● **Aim**: Gather every line from the entries below that includes "arrow".

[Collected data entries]
:::::
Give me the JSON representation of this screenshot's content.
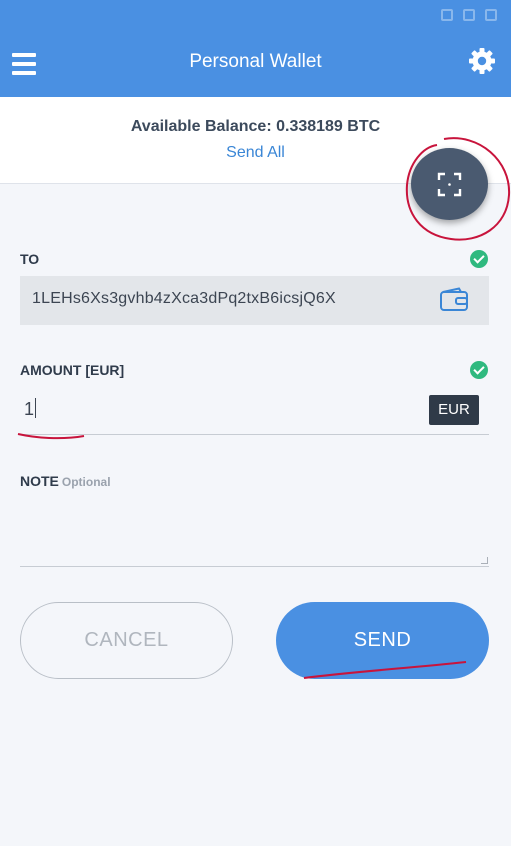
{
  "header": {
    "title": "Personal Wallet"
  },
  "balance": {
    "text": "Available Balance: 0.338189 BTC",
    "send_all_label": "Send All"
  },
  "to": {
    "label": "TO",
    "address": "1LEHs6Xs3gvhb4zXca3dPq2txB6icsjQ6X"
  },
  "amount": {
    "label": "AMOUNT [EUR]",
    "value": "1",
    "currency": "EUR"
  },
  "note": {
    "label": "NOTE",
    "optional": "Optional"
  },
  "buttons": {
    "cancel": "CANCEL",
    "send": "SEND"
  },
  "colors": {
    "primary": "#4a90e2",
    "fab": "#4a5a70",
    "success": "#2fb97f",
    "annotation": "#c8143c"
  },
  "icons": [
    "menu-icon",
    "settings-icon",
    "qr-scan-icon",
    "check-icon",
    "wallet-icon"
  ]
}
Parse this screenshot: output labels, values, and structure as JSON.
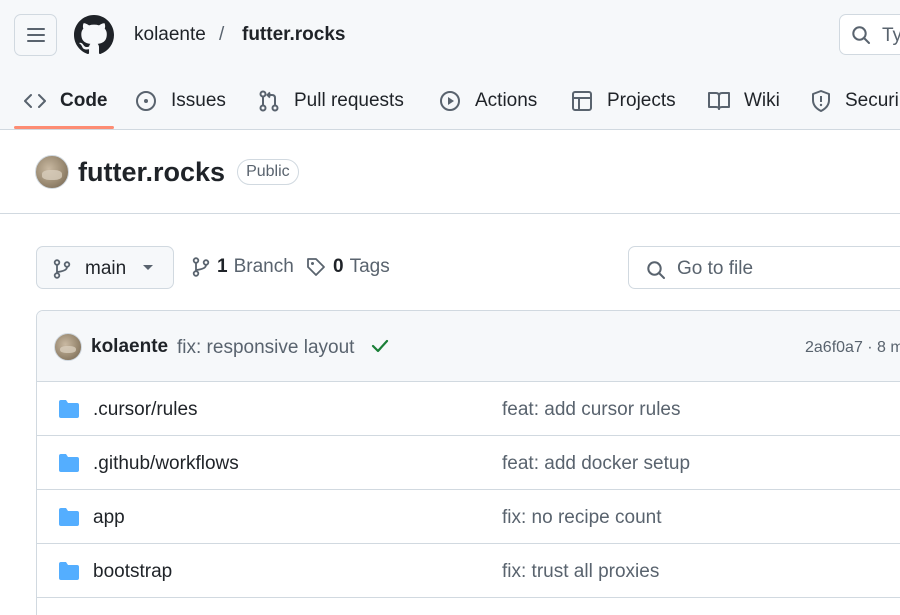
{
  "header": {
    "owner": "kolaente",
    "separator": "/",
    "repo": "futter.rocks",
    "search_placeholder": "Ty"
  },
  "tabs": [
    {
      "label": "Code",
      "icon": "code-icon",
      "active": true
    },
    {
      "label": "Issues",
      "icon": "issue-opened-icon"
    },
    {
      "label": "Pull requests",
      "icon": "git-pull-request-icon"
    },
    {
      "label": "Actions",
      "icon": "play-icon"
    },
    {
      "label": "Projects",
      "icon": "table-icon"
    },
    {
      "label": "Wiki",
      "icon": "book-icon"
    },
    {
      "label": "Securi",
      "icon": "shield-icon"
    }
  ],
  "repo": {
    "name": "futter.rocks",
    "visibility": "Public"
  },
  "branch_bar": {
    "branch": "main",
    "branch_count": "1",
    "branch_label": "Branch",
    "tag_count": "0",
    "tag_label": "Tags",
    "goto_placeholder": "Go to file"
  },
  "latest_commit": {
    "author": "kolaente",
    "message": "fix: responsive layout",
    "hash_time": "2a6f0a7 · 8 m"
  },
  "files": [
    {
      "name": ".cursor/rules",
      "type": "folder",
      "message": "feat: add cursor rules"
    },
    {
      "name": ".github/workflows",
      "type": "folder",
      "message": "feat: add docker setup"
    },
    {
      "name": "app",
      "type": "folder",
      "message": "fix: no recipe count"
    },
    {
      "name": "bootstrap",
      "type": "folder",
      "message": "fix: trust all proxies"
    }
  ],
  "colors": {
    "accent_underline": "#fd8c73",
    "folder": "#54aeff",
    "success": "#1a7f37",
    "border": "#d1d9e0",
    "muted_text": "#59636e"
  }
}
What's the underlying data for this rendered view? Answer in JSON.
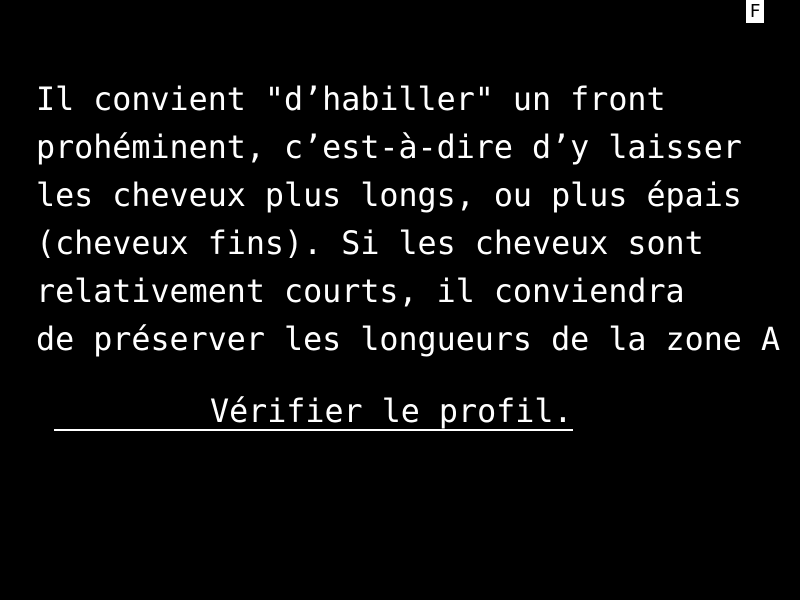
{
  "status": {
    "indicator": "F"
  },
  "message": {
    "lines": [
      "Il convient \"d’habiller\" un front",
      "prohéminent, c’est-à-dire d’y laisser",
      "les cheveux plus longs, ou plus épais",
      "(cheveux fins). Si les cheveux sont",
      "relativement courts, il conviendra",
      "de préserver les longueurs de la zone A"
    ]
  },
  "action": {
    "label": "Vérifier le profil."
  }
}
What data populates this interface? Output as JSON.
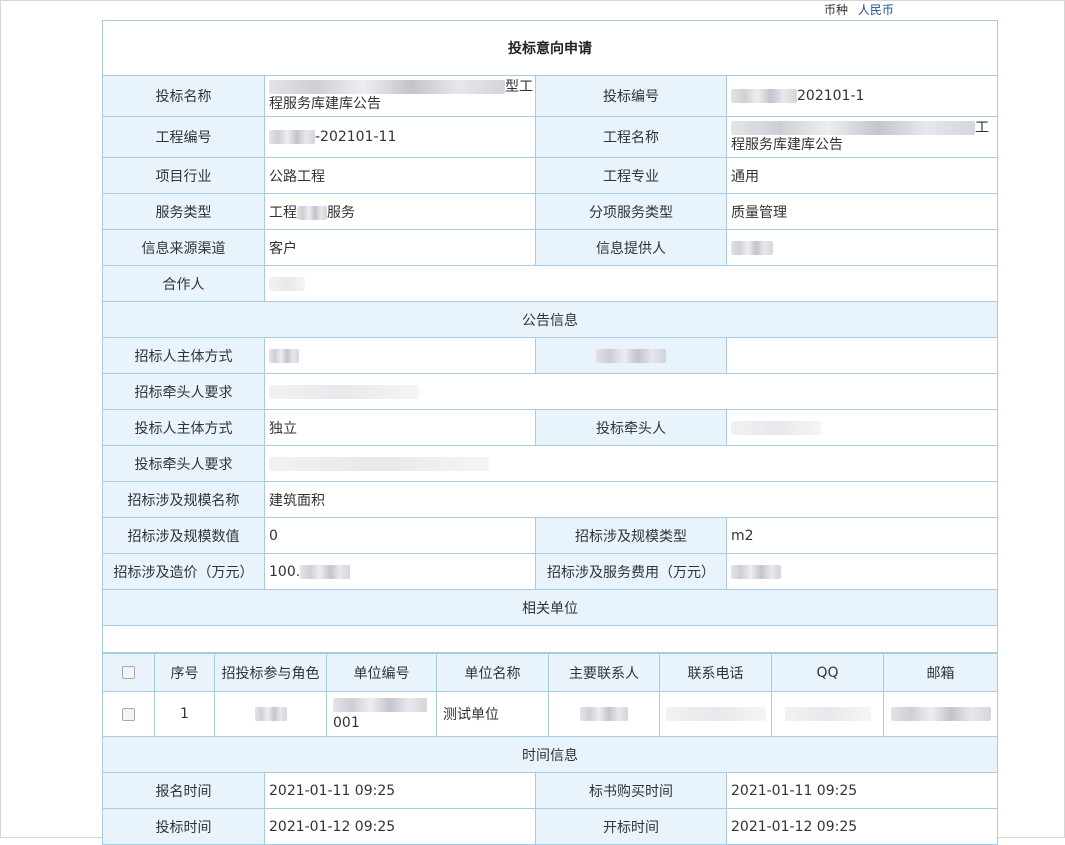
{
  "currency": {
    "label": "币种",
    "value": "人民币"
  },
  "title": "投标意向申请",
  "fields": {
    "bid_name": {
      "label": "投标名称",
      "value_tail": "型工",
      "value_line2": "程服务库建库公告"
    },
    "bid_no": {
      "label": "投标编号",
      "value": "202101-1"
    },
    "project_no": {
      "label": "工程编号",
      "value": "-202101-11"
    },
    "project_name": {
      "label": "工程名称",
      "value_tail": "工",
      "value_line2": "程服务库建库公告"
    },
    "industry": {
      "label": "项目行业",
      "value": "公路工程"
    },
    "specialty": {
      "label": "工程专业",
      "value": "通用"
    },
    "service_type": {
      "label": "服务类型",
      "value_a": "工程",
      "value_b": "服务"
    },
    "sub_service_type": {
      "label": "分项服务类型",
      "value": "质量管理"
    },
    "info_source": {
      "label": "信息来源渠道",
      "value": "客户"
    },
    "info_provider": {
      "label": "信息提供人"
    },
    "partner": {
      "label": "合作人"
    }
  },
  "sections": {
    "notice": "公告信息",
    "units": "相关单位",
    "time": "时间信息"
  },
  "notice": {
    "tenderer_mode": {
      "label": "招标人主体方式"
    },
    "tender_lead_req": {
      "label": "招标牵头人要求"
    },
    "bidder_mode": {
      "label": "投标人主体方式",
      "value": "独立"
    },
    "bid_lead": {
      "label": "投标牵头人"
    },
    "bid_lead_req": {
      "label": "投标牵头人要求"
    },
    "scale_name": {
      "label": "招标涉及规模名称",
      "value": "建筑面积"
    },
    "scale_value": {
      "label": "招标涉及规模数值",
      "value": "0"
    },
    "scale_type": {
      "label": "招标涉及规模类型",
      "value": "m2"
    },
    "cost": {
      "label": "招标涉及造价（万元）",
      "value": "100."
    },
    "service_fee": {
      "label": "招标涉及服务费用（万元）"
    }
  },
  "units_table": {
    "headers": [
      "序号",
      "招投标参与角色",
      "单位编号",
      "单位名称",
      "主要联系人",
      "联系电话",
      "QQ",
      "邮箱"
    ],
    "rows": [
      {
        "index": "1",
        "unit_no_tail": "001",
        "unit_name": "测试单位"
      }
    ]
  },
  "time": {
    "signup": {
      "label": "报名时间",
      "value": "2021-01-11 09:25"
    },
    "doc_buy": {
      "label": "标书购买时间",
      "value": "2021-01-11 09:25"
    },
    "bid_time": {
      "label": "投标时间",
      "value": "2021-01-12 09:25"
    },
    "open_time": {
      "label": "开标时间",
      "value": "2021-01-12 09:25"
    }
  }
}
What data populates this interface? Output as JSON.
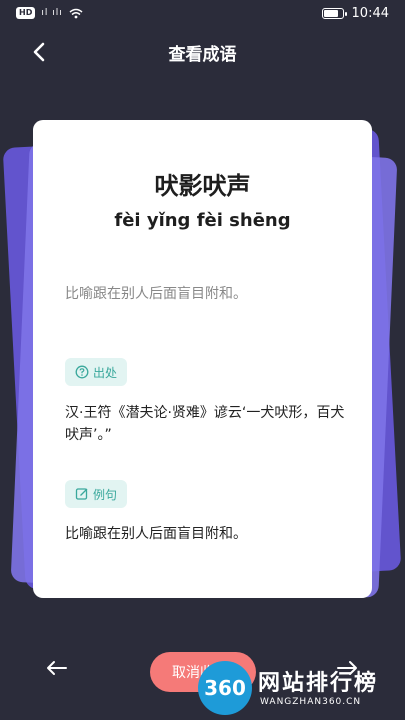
{
  "status": {
    "hd_badge": "HD",
    "signal_left": "ıl ılı",
    "time": "10:44",
    "battery_level": 0.7
  },
  "nav": {
    "title": "查看成语",
    "back_icon": "chevron-left-icon"
  },
  "card": {
    "idiom": "吠影吠声",
    "pinyin": "fèi yǐng fèi shēng",
    "meaning": "比喻跟在别人后面盲目附和。",
    "source_tag": "出处",
    "source_text": "汉·王符《潜夫论·贤难》谚云‘一犬吠形，百犬吠声’。”",
    "example_tag": "例句",
    "example_text": "比喻跟在别人后面盲目附和。"
  },
  "bottom": {
    "cancel_label": "取消收藏",
    "prev_icon": "arrow-left-icon",
    "next_icon": "arrow-right-icon"
  },
  "watermark": {
    "logo_text": "360",
    "site_name": "网站排行榜",
    "url": "WANGZHAN360.CN"
  },
  "colors": {
    "background": "#2b2c3a",
    "card": "#ffffff",
    "stack": "#6c5ce7",
    "tag_bg": "#e2f4f2",
    "tag_text": "#3aa89c",
    "cancel": "#f57a78"
  }
}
:::::
● **Answer to this task**:
    "prev_icon": "arrow-left-icon",
    "next_icon": "arrow-right-icon"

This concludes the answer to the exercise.